Saved entries:

|---|

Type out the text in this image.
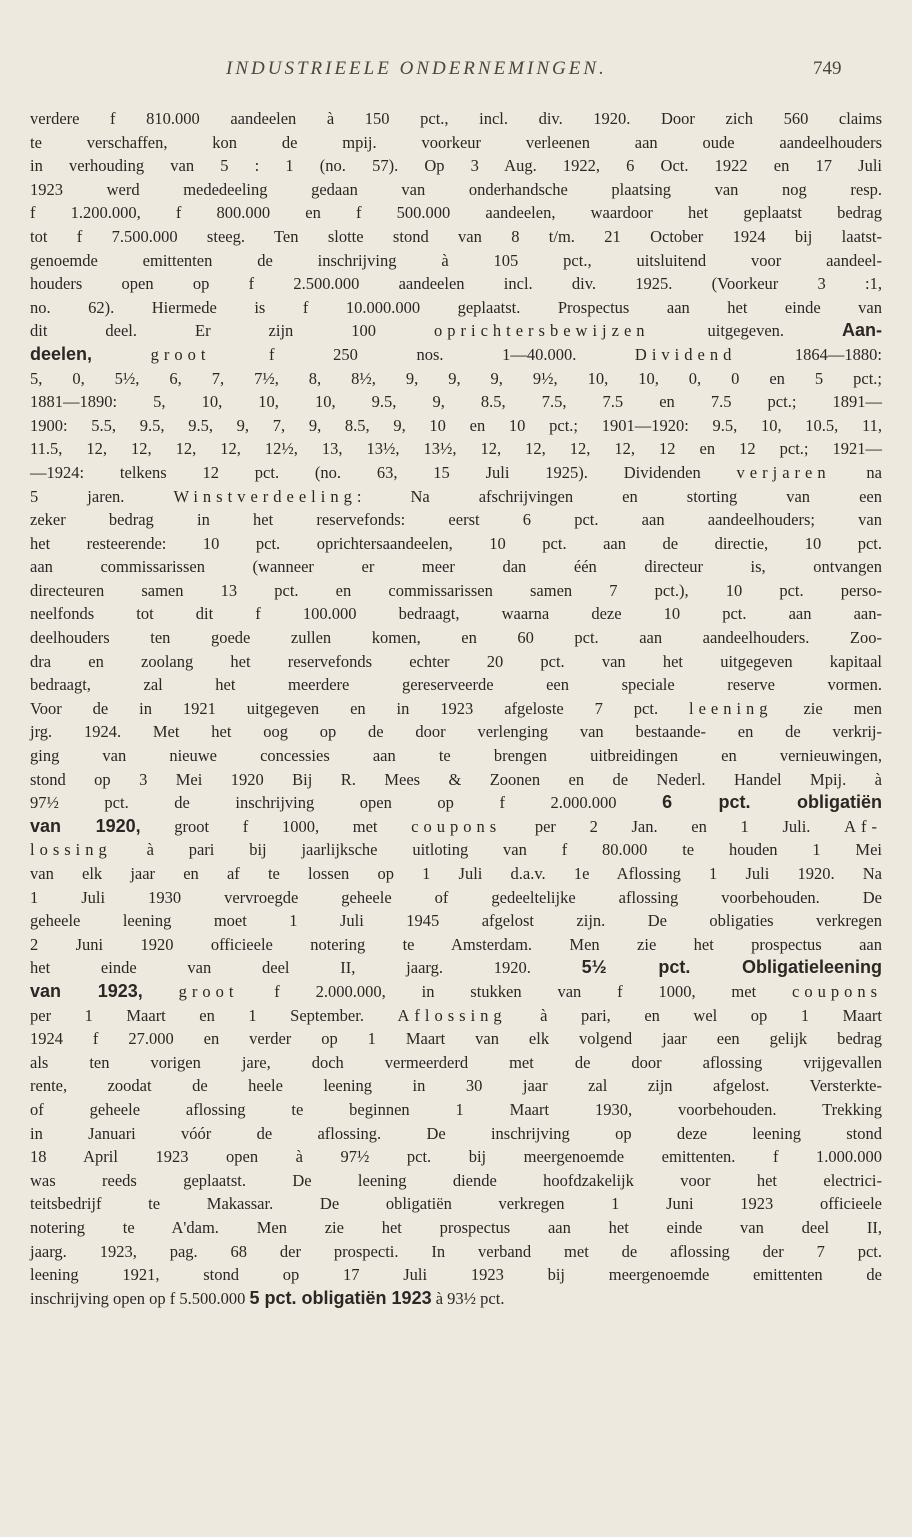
INDUSTRIEELE ONDERNEMINGEN.	749
verdere f 810.000 aandeelen à 150 pct., incl. div. 1920. Door zich 560 claims
te verschaffen, kon de mpij. voorkeur verleenen aan oude aandeelhouders
in verhouding van 5 : 1 (no. 57). Op 3 Aug. 1922, 6 Oct. 1922 en 17 Juli
1923 werd mededeeling gedaan van onderhandsche plaatsing van nog resp.
f 1.200.000, f 800.000 en f 500.000 aandeelen, waardoor het geplaatst bedrag
tot f 7.500.000 steeg. Ten slotte stond van 8 t/m. 21 October 1924 bij laatst-
genoemde emittenten de inschrijving à 105 pct., uitsluitend voor aandeel-
houders open op f 2.500.000 aandeelen incl. div. 1925. (Voorkeur 3 :1,
no. 62). Hiermede is f 10.000.000 geplaatst. Prospectus aan het einde van
dit deel. Er zijn 100 oprichtersbewijzen uitgegeven. Aan-
deelen,	groot f 250 nos. 1—40.000. Dividend 1864—1880:
5, 0, 5½, 6, 7, 7½, 8, 8½, 9, 9, 9, 9½, 10, 10, 0, 0 en 5 pct.;
1881—1890: 5, 10, 10, 10, 9.5, 9, 8.5, 7.5, 7.5 en 7.5 pct.; 1891—
1900: 5.5, 9.5, 9.5, 9, 7, 9, 8.5, 9, 10 en 10 pct.; 1901—1920: 9.5, 10, 10.5, 11,
11.5, 12, 12, 12, 12, 12½, 13, 13½, 13½, 12, 12, 12, 12, 12 en 12 pct.; 1921—
—1924: telkens 12 pct. (no. 63, 15 Juli 1925). Dividenden verjaren na
5 jaren. Winstverdeeling: Na afschrijvingen en storting van een
zeker bedrag in het reservefonds: eerst 6 pct. aan aandeelhouders; van
het resteerende: 10 pct. oprichtersaandeelen, 10 pct. aan de directie, 10 pct.
aan commissarissen (wanneer er meer dan één directeur is, ontvangen
directeuren samen 13 pct. en commissarissen samen 7 pct.), 10 pct. perso-
neelfonds tot dit f 100.000 bedraagt, waarna deze 10 pct. aan aan-
deelhouders ten goede zullen komen, en 60 pct. aan aandeelhouders. Zoo-
dra en zoolang het reservefonds echter 20 pct. van het uitgegeven kapitaal
bedraagt, zal het meerdere gereserveerde een speciale reserve vormen.
Voor de in 1921 uitgegeven en in 1923 afgeloste 7 pct. leening zie men
jrg. 1924. Met het oog op de door verlenging van bestaande- en de verkrij-
ging van nieuwe concessies aan te brengen uitbreidingen en vernieuwingen,
stond op 3 Mei 1920 Bij R. Mees & Zoonen en de Nederl. Handel Mpij. à
97½ pct. de inschrijving open op f 2.000.000 6 pct. obligatiën
van 1920, groot f 1000, met coupons per 2 Jan. en 1 Juli. Af-
lossing à pari bij jaarlijksche uitloting van f 80.000 te houden 1 Mei
van elk jaar en af te lossen op 1 Juli d.a.v. 1e Aflossing 1 Juli 1920. Na
1 Juli 1930 vervroegde geheele of gedeeltelijke aflossing voorbehouden. De
geheele leening moet 1 Juli 1945 afgelost zijn. De obligaties verkregen
2 Juni 1920 officieele notering te Amsterdam. Men zie het prospectus aan
het einde van deel II, jaarg. 1920. 5½ pct. Obligatieleening
van 1923, groot f 2.000.000, in stukken van f 1000, met coupons
per 1 Maart en 1 September. Aflossing à pari, en wel op 1 Maart
1924 f 27.000 en verder op 1 Maart van elk volgend jaar een gelijk bedrag
als ten vorigen jare, doch vermeerderd met de door aflossing vrijgevallen
rente, zoodat de heele leening in 30 jaar zal zijn afgelost. Versterkte-
of geheele aflossing te beginnen 1 Maart 1930, voorbehouden. Trekking
in Januari vóór de aflossing. De inschrijving op deze leening stond
18 April 1923 open à 97½ pct. bij meergenoemde emittenten. f 1.000.000
was reeds geplaatst. De leening diende hoofdzakelijk voor het electrici-
teitsbedrijf te Makassar. De obligatiën verkregen 1 Juni 1923 officieele
notering te A'dam. Men zie het prospectus aan het einde van deel II,
jaarg. 1923, pag. 68 der prospecti. In verband met de aflossing der 7 pct.
leening 1921, stond op 17 Juli 1923 bij meergenoemde emittenten de
inschrijving open op f 5.500.000 5 pct. obligatiën 1923 à 93½ pct.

|---|

Exercise objective: Out of the material above, gather each line where "uitgegeven" appears.

Answer to the task:
dit deel. Er zijn 100 oprichtersbewijzen uitgegeven. Aan-
dra en zoolang het reservefonds echter 20 pct. van het uitgegeven kapitaal
Voor de in 1921 uitgegeven en in 1923 afgeloste 7 pct. leening zie men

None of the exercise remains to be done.